### What this task involves
Your task is to output the data exactly as it stands.

### Provided material
[Start]

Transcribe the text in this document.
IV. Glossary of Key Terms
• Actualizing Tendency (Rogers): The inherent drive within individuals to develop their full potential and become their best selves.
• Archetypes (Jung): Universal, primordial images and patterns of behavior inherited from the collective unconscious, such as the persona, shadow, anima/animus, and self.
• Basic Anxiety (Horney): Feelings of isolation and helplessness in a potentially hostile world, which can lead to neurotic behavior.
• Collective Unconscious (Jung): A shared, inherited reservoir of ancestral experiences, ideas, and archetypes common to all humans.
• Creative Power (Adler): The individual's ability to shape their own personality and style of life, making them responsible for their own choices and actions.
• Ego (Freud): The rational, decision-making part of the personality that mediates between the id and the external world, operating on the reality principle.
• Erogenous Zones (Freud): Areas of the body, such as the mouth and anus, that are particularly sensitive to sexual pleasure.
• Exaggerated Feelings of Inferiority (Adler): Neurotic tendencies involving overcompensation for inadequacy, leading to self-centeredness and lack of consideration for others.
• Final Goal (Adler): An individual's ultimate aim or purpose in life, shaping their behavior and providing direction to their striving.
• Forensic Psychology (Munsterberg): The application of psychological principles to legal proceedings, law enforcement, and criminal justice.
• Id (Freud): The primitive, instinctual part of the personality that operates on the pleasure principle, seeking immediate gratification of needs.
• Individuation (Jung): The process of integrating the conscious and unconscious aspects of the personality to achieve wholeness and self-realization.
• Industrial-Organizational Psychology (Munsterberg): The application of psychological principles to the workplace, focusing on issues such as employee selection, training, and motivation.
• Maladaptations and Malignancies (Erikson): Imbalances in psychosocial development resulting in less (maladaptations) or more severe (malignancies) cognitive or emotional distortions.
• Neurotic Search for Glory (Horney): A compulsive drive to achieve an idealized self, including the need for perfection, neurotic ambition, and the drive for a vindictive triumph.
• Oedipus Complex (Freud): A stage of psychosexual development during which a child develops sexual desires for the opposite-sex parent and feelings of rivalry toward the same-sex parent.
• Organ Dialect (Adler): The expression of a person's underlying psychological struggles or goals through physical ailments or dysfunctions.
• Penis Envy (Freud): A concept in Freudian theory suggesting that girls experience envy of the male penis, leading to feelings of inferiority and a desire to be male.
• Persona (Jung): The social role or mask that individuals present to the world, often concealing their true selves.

[End]

### Response
Transcribe the text in this document.
IV. Glossary of Key Terms
• Actualizing Tendency (Rogers): The inherent drive within individuals to develop their full potential and become their best selves.
• Archetypes (Jung): Universal, primordial images and patterns of behavior inherited from the collective unconscious, such as the persona, shadow, anima/animus, and self.
• Basic Anxiety (Horney): Feelings of isolation and helplessness in a potentially hostile world, which can lead to neurotic behavior.
• Collective Unconscious (Jung): A shared, inherited reservoir of ancestral experiences, ideas, and archetypes common to all humans.
• Creative Power (Adler): The individual's ability to shape their own personality and style of life, making them responsible for their own choices and actions.
• Ego (Freud): The rational, decision-making part of the personality that mediates between the id and the external world, operating on the reality principle.
• Erogenous Zones (Freud): Areas of the body, such as the mouth and anus, that are particularly sensitive to sexual pleasure.
• Exaggerated Feelings of Inferiority (Adler): Neurotic tendencies involving overcompensation for inadequacy, leading to self-centeredness and lack of consideration for others.
• Final Goal (Adler): An individual's ultimate aim or purpose in life, shaping their behavior and providing direction to their striving.
• Forensic Psychology (Munsterberg): The application of psychological principles to legal proceedings, law enforcement, and criminal justice.
• Id (Freud): The primitive, instinctual part of the personality that operates on the pleasure principle, seeking immediate gratification of needs.
• Individuation (Jung): The process of integrating the conscious and unconscious aspects of the personality to achieve wholeness and self-realization.
• Industrial-Organizational Psychology (Munsterberg): The application of psychological principles to the workplace, focusing on issues such as employee selection, training, and motivation.
• Maladaptations and Malignancies (Erikson): Imbalances in psychosocial development resulting in less (maladaptations) or more severe (malignancies) cognitive or emotional distortions.
• Neurotic Search for Glory (Horney): A compulsive drive to achieve an idealized self, including the need for perfection, neurotic ambition, and the drive for a vindictive triumph.
• Oedipus Complex (Freud): A stage of psychosexual development during which a child develops sexual desires for the opposite-sex parent and feelings of rivalry toward the same-sex parent.
• Organ Dialect (Adler): The expression of a person's underlying psychological struggles or goals through physical ailments or dysfunctions.
• Penis Envy (Freud): A concept in Freudian theory suggesting that girls experience envy of the male penis, leading to feelings of inferiority and a desire to be male.
• Persona (Jung): The social role or mask that individuals present to the world, often concealing their true selves.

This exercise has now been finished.